The request -> Gather the lines below that include the string "infraestructura", copying each in full.

-- Start Data lines --

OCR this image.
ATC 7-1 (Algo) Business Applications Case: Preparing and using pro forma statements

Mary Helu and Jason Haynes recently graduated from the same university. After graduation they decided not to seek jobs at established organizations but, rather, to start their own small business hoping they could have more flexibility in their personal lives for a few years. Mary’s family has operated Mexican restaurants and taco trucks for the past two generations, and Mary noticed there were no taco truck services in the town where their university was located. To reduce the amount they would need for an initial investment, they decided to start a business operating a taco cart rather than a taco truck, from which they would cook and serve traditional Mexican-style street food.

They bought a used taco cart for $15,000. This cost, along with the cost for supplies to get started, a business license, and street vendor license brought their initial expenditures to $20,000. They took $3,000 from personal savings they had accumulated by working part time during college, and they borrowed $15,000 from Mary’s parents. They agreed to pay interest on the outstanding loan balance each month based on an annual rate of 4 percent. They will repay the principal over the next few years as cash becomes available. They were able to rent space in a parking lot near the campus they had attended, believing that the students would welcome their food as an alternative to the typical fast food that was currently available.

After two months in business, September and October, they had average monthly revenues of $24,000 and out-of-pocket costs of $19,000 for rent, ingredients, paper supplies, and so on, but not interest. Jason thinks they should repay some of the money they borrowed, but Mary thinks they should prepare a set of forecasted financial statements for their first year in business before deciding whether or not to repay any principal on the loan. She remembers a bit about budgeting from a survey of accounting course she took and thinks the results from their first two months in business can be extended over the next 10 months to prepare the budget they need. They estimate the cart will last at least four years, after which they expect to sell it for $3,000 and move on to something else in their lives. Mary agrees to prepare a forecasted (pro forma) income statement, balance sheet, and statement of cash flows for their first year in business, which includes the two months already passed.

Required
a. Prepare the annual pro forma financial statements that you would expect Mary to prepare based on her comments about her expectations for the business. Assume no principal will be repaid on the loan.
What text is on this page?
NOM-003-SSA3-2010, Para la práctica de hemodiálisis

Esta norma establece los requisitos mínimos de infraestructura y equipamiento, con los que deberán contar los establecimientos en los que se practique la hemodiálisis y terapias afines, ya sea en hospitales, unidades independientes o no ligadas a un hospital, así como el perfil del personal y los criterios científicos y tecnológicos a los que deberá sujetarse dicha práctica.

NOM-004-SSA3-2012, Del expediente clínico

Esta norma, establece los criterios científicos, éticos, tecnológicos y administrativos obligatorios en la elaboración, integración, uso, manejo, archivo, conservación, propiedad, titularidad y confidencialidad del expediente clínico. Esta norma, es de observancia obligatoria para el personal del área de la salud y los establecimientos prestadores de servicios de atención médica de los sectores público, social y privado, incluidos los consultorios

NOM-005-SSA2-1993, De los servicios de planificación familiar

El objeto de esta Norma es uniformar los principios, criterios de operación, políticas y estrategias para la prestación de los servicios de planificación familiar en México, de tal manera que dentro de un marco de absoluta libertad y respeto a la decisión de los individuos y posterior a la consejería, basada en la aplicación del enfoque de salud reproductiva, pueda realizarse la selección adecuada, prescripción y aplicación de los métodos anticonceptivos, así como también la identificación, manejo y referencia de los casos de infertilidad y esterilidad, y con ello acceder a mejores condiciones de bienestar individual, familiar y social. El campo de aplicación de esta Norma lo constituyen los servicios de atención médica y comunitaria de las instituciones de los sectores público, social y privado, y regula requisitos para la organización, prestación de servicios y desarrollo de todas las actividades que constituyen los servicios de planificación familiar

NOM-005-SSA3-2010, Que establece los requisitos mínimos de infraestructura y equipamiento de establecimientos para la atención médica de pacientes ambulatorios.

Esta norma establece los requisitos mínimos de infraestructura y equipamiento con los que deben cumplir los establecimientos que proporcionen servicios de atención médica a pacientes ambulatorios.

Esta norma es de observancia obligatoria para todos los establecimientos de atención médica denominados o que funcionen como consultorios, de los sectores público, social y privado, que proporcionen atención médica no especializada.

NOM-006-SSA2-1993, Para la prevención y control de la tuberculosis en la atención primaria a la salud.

-- End Data lines --

Answer in full ->
Esta norma establece los requisitos mínimos de infraestructura y equipamiento, con los que deberán contar los establecimientos en los que se practique la hemodiálisis y terapias afines, ya sea en hospitales, unidades independientes o no ligadas a un hospital, así como el perfil del personal y los criterios científicos y tecnológicos a los que deberá sujetarse dicha práctica.
NOM-005-SSA3-2010, Que establece los requisitos mínimos de infraestructura y equipamiento de establecimientos para la atención médica de pacientes ambulatorios.
Esta norma establece los requisitos mínimos de infraestructura y equipamiento con los que deben cumplir los establecimientos que proporcionen servicios de atención médica a pacientes ambulatorios.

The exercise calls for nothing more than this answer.